AVAILABLE DATA »

++++++

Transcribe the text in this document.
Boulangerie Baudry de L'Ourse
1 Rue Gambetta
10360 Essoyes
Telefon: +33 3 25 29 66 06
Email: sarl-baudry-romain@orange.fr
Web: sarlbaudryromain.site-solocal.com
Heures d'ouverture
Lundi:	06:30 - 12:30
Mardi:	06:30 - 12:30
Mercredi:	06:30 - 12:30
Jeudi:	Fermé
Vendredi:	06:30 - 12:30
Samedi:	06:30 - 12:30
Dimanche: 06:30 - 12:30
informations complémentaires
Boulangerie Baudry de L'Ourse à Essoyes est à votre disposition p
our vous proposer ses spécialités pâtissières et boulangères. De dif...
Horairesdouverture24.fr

++++++

TASK GOAL » Write out the data exactly as it stands.

REPLY »
Transcribe the text in this document.
Boulangerie Baudry de L'Ourse
1 Rue Gambetta
10360 Essoyes
Telefon: +33 3 25 29 66 06
Email: sarl-baudry-romain@orange.fr
Web: sarlbaudryromain.site-solocal.com
Heures d'ouverture
Lundi:	06:30 - 12:30
Mardi:	06:30 - 12:30
Mercredi:	06:30 - 12:30
Jeudi:	Fermé
Vendredi:	06:30 - 12:30
Samedi:	06:30 - 12:30
Dimanche: 06:30 - 12:30
informations complémentaires
Boulangerie Baudry de L'Ourse à Essoyes est à votre disposition p
our vous proposer ses spécialités pâtissières et boulangères. De dif...
Horairesdouverture24.fr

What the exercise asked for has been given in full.